● **EXERCISE AIM**
Quote all of the data exactly as given. Skip every picture it contains.

(Collected data entries)
┌──

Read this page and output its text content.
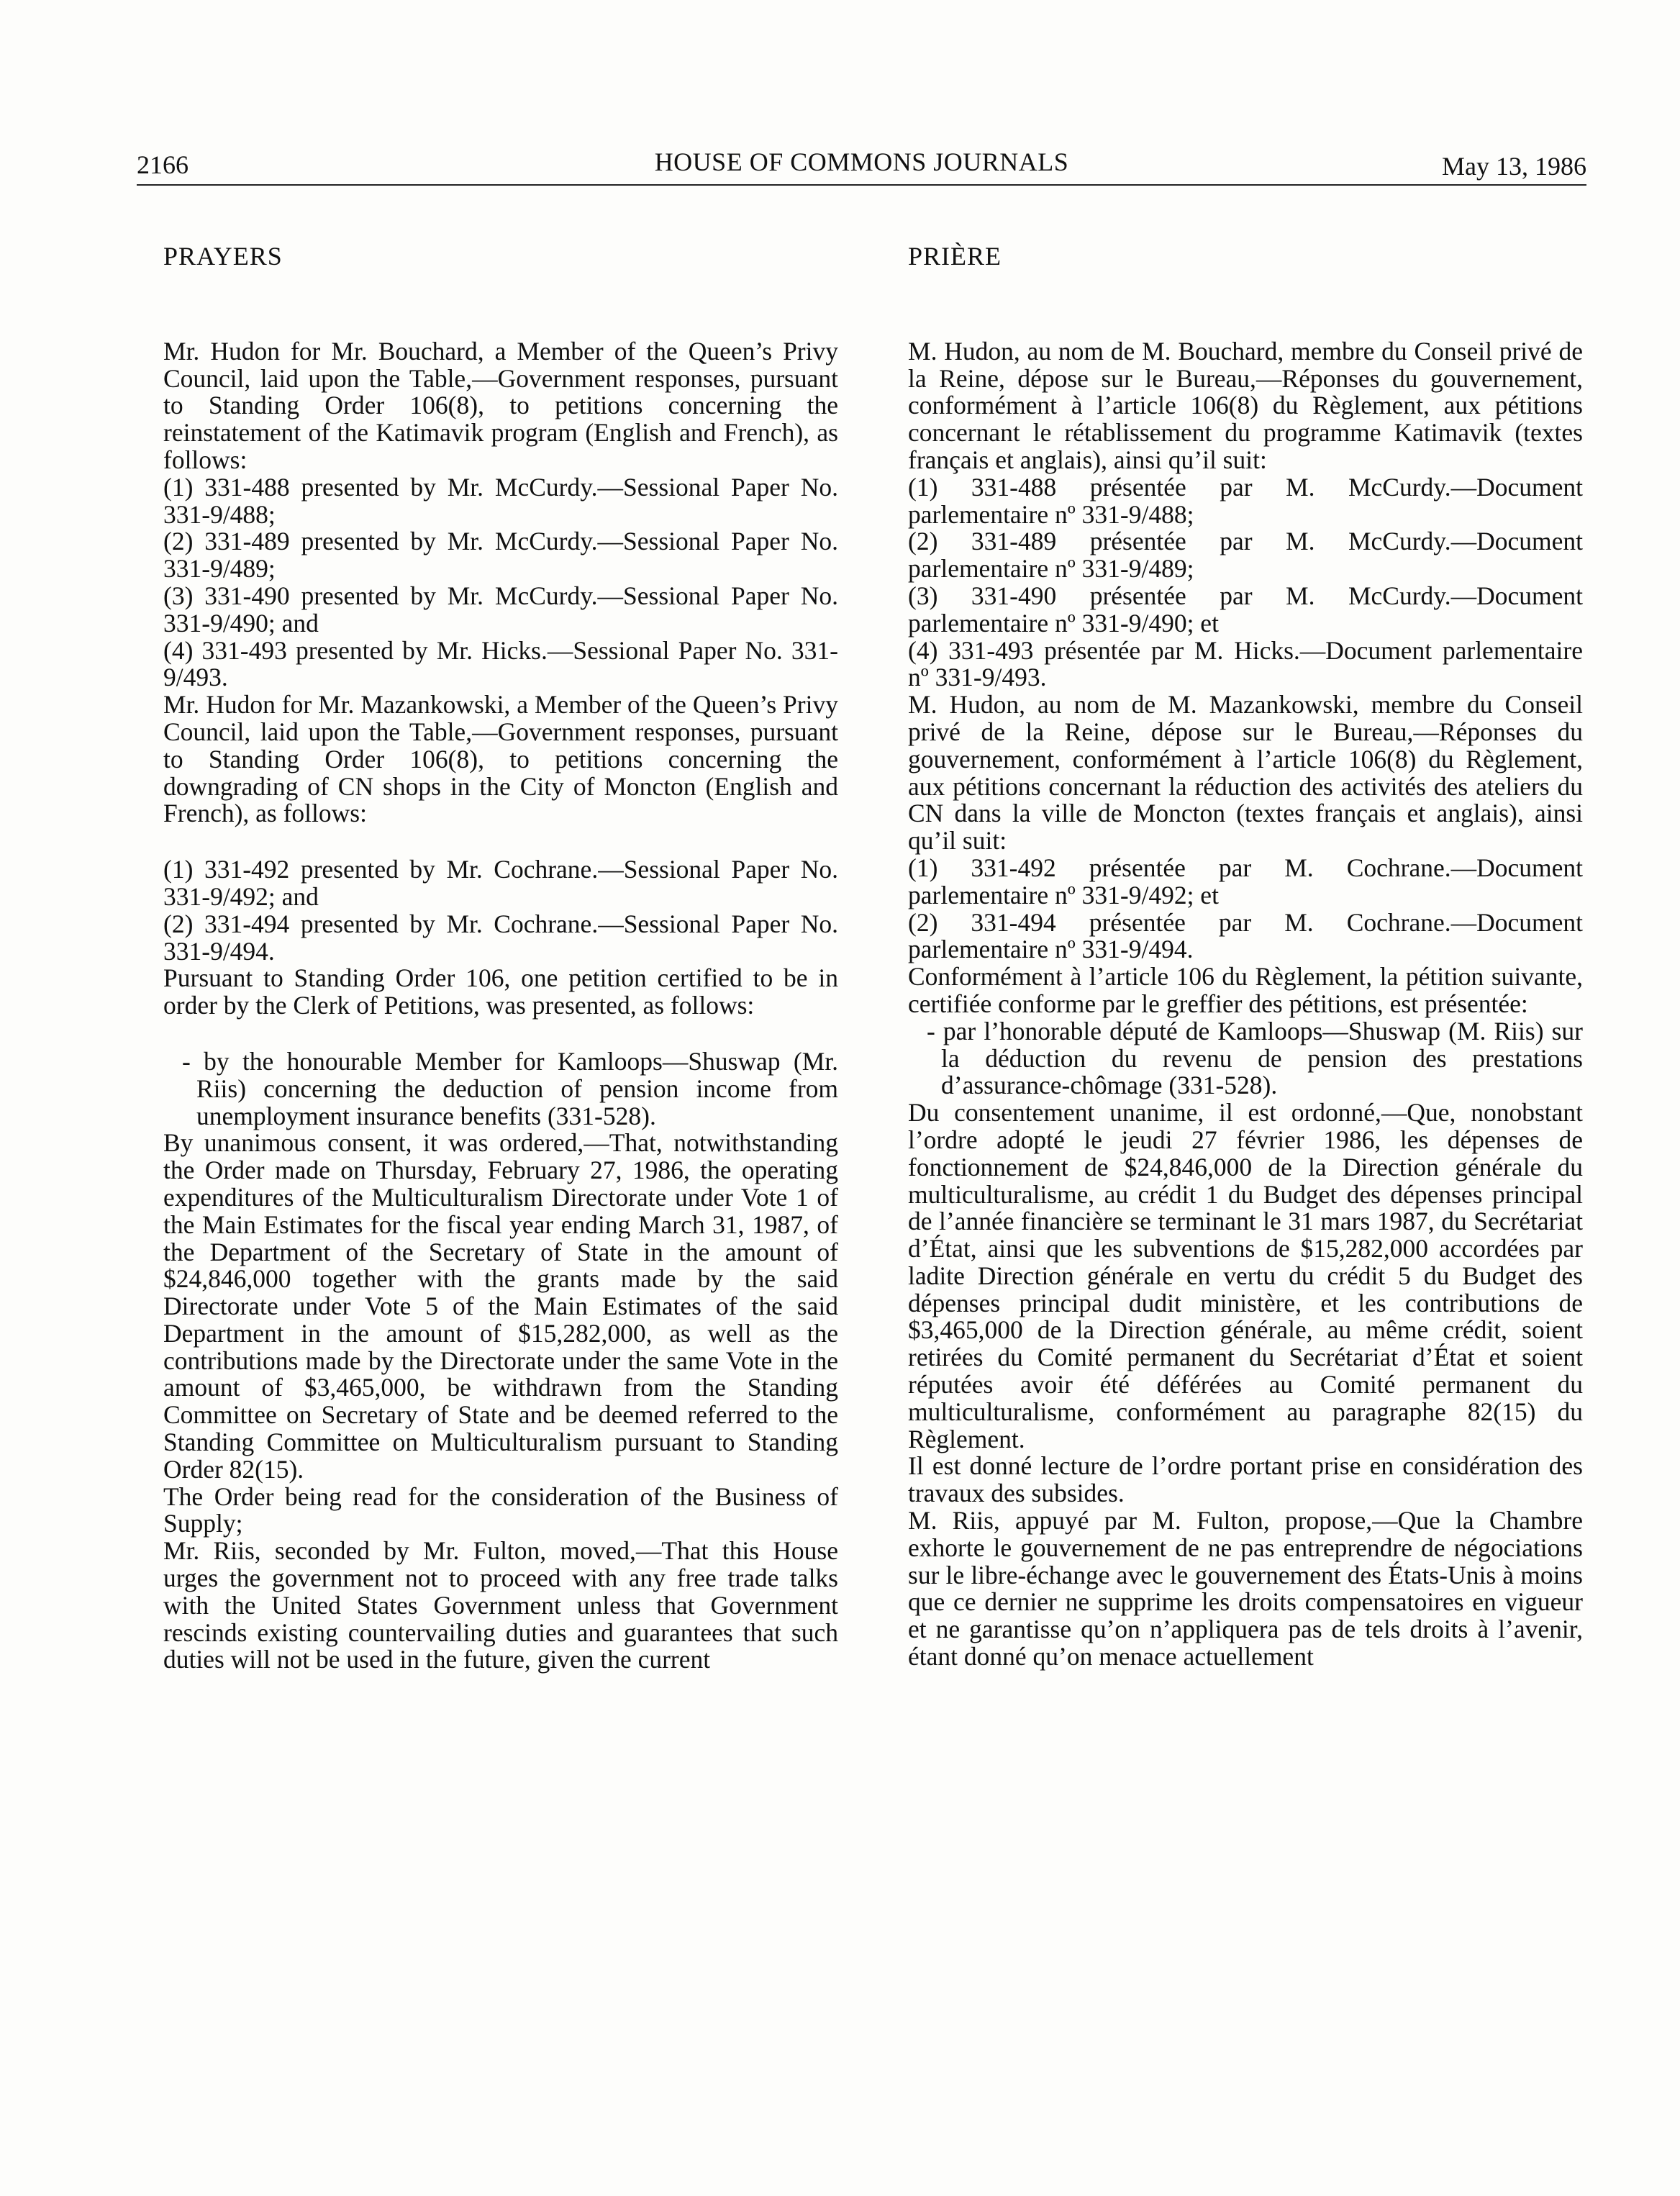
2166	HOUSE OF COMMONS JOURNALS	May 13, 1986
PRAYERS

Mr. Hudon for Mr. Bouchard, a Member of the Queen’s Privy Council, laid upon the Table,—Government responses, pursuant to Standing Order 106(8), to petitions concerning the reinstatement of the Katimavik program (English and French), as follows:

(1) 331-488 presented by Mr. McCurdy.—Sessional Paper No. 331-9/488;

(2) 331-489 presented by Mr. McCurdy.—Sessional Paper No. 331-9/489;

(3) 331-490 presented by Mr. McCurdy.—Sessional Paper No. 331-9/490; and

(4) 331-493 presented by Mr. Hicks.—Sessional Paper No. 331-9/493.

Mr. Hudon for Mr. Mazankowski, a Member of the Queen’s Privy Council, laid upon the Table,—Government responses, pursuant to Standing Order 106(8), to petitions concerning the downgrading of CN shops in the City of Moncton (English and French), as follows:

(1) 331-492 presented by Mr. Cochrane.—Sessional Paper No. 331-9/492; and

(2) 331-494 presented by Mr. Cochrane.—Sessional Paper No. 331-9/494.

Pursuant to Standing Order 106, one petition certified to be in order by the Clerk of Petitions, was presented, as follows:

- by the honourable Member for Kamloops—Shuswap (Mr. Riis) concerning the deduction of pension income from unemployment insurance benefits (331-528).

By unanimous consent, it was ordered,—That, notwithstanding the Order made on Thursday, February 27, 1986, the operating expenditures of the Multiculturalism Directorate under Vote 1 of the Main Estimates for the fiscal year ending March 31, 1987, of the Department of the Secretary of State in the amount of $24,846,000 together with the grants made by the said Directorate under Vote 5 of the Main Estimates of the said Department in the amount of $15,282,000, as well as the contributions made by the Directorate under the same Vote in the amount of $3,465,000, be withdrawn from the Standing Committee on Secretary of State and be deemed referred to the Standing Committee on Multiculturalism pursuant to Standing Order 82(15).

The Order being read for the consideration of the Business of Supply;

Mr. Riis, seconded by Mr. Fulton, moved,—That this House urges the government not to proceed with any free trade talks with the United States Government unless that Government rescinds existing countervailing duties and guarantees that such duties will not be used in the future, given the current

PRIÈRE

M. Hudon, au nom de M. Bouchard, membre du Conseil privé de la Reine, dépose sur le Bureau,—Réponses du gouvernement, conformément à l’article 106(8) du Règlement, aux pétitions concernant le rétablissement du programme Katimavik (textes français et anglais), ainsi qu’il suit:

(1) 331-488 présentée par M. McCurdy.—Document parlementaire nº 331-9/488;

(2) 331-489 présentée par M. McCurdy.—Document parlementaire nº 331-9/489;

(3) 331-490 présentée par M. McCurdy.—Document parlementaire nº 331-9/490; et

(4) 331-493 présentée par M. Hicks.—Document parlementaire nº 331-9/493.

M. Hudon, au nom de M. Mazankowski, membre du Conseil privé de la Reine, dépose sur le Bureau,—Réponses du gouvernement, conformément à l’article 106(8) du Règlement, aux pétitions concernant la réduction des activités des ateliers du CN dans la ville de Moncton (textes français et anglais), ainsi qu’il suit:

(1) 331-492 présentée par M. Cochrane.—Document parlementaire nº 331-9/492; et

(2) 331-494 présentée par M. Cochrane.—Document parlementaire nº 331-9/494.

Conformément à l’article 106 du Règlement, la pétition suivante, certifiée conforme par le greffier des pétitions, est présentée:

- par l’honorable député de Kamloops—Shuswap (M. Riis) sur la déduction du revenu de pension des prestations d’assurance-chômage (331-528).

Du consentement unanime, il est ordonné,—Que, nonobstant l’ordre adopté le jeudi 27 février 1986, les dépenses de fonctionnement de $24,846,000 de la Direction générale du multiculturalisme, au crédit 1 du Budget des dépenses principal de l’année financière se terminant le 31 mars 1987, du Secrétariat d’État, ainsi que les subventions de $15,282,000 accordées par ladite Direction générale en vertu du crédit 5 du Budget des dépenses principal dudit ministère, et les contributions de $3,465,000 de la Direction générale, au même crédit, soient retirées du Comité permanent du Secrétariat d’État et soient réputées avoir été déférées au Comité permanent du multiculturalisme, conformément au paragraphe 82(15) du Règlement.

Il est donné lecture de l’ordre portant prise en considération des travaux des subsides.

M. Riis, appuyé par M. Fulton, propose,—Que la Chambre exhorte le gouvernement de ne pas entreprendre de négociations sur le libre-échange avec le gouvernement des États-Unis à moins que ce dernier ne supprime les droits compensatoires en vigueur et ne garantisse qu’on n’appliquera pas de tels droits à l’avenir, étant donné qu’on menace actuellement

└──

● **RESULT OF THIS TASK**
Read this page and output its text content.
2166	HOUSE OF COMMONS JOURNALS	May 13, 1986
PRAYERS

Mr. Hudon for Mr. Bouchard, a Member of the Queen’s Privy Council, laid upon the Table,—Government responses, pursuant to Standing Order 106(8), to petitions concerning the reinstatement of the Katimavik program (English and French), as follows:

(1) 331-488 presented by Mr. McCurdy.—Sessional Paper No. 331-9/488;

(2) 331-489 presented by Mr. McCurdy.—Sessional Paper No. 331-9/489;

(3) 331-490 presented by Mr. McCurdy.—Sessional Paper No. 331-9/490; and

(4) 331-493 presented by Mr. Hicks.—Sessional Paper No. 331-9/493.

Mr. Hudon for Mr. Mazankowski, a Member of the Queen’s Privy Council, laid upon the Table,—Government responses, pursuant to Standing Order 106(8), to petitions concerning the downgrading of CN shops in the City of Moncton (English and French), as follows:

(1) 331-492 presented by Mr. Cochrane.—Sessional Paper No. 331-9/492; and

(2) 331-494 presented by Mr. Cochrane.—Sessional Paper No. 331-9/494.

Pursuant to Standing Order 106, one petition certified to be in order by the Clerk of Petitions, was presented, as follows:

- by the honourable Member for Kamloops—Shuswap (Mr. Riis) concerning the deduction of pension income from unemployment insurance benefits (331-528).

By unanimous consent, it was ordered,—That, notwithstanding the Order made on Thursday, February 27, 1986, the operating expenditures of the Multiculturalism Directorate under Vote 1 of the Main Estimates for the fiscal year ending March 31, 1987, of the Department of the Secretary of State in the amount of $24,846,000 together with the grants made by the said Directorate under Vote 5 of the Main Estimates of the said Department in the amount of $15,282,000, as well as the contributions made by the Directorate under the same Vote in the amount of $3,465,000, be withdrawn from the Standing Committee on Secretary of State and be deemed referred to the Standing Committee on Multiculturalism pursuant to Standing Order 82(15).

The Order being read for the consideration of the Business of Supply;

Mr. Riis, seconded by Mr. Fulton, moved,—That this House urges the government not to proceed with any free trade talks with the United States Government unless that Government rescinds existing countervailing duties and guarantees that such duties will not be used in the future, given the current

PRIÈRE

M. Hudon, au nom de M. Bouchard, membre du Conseil privé de la Reine, dépose sur le Bureau,—Réponses du gouvernement, conformément à l’article 106(8) du Règlement, aux pétitions concernant le rétablissement du programme Katimavik (textes français et anglais), ainsi qu’il suit:

(1) 331-488 présentée par M. McCurdy.—Document parlementaire nº 331-9/488;

(2) 331-489 présentée par M. McCurdy.—Document parlementaire nº 331-9/489;

(3) 331-490 présentée par M. McCurdy.—Document parlementaire nº 331-9/490; et

(4) 331-493 présentée par M. Hicks.—Document parlementaire nº 331-9/493.

M. Hudon, au nom de M. Mazankowski, membre du Conseil privé de la Reine, dépose sur le Bureau,—Réponses du gouvernement, conformément à l’article 106(8) du Règlement, aux pétitions concernant la réduction des activités des ateliers du CN dans la ville de Moncton (textes français et anglais), ainsi qu’il suit:

(1) 331-492 présentée par M. Cochrane.—Document parlementaire nº 331-9/492; et

(2) 331-494 présentée par M. Cochrane.—Document parlementaire nº 331-9/494.

Conformément à l’article 106 du Règlement, la pétition suivante, certifiée conforme par le greffier des pétitions, est présentée:

- par l’honorable député de Kamloops—Shuswap (M. Riis) sur la déduction du revenu de pension des prestations d’assurance-chômage (331-528).

Du consentement unanime, il est ordonné,—Que, nonobstant l’ordre adopté le jeudi 27 février 1986, les dépenses de fonctionnement de $24,846,000 de la Direction générale du multiculturalisme, au crédit 1 du Budget des dépenses principal de l’année financière se terminant le 31 mars 1987, du Secrétariat d’État, ainsi que les subventions de $15,282,000 accordées par ladite Direction générale en vertu du crédit 5 du Budget des dépenses principal dudit ministère, et les contributions de $3,465,000 de la Direction générale, au même crédit, soient retirées du Comité permanent du Secrétariat d’État et soient réputées avoir été déférées au Comité permanent du multiculturalisme, conformément au paragraphe 82(15) du Règlement.

Il est donné lecture de l’ordre portant prise en considération des travaux des subsides.

M. Riis, appuyé par M. Fulton, propose,—Que la Chambre exhorte le gouvernement de ne pas entreprendre de négociations sur le libre-échange avec le gouvernement des États-Unis à moins que ce dernier ne supprime les droits compensatoires en vigueur et ne garantisse qu’on n’appliquera pas de tels droits à l’avenir, étant donné qu’on menace actuellement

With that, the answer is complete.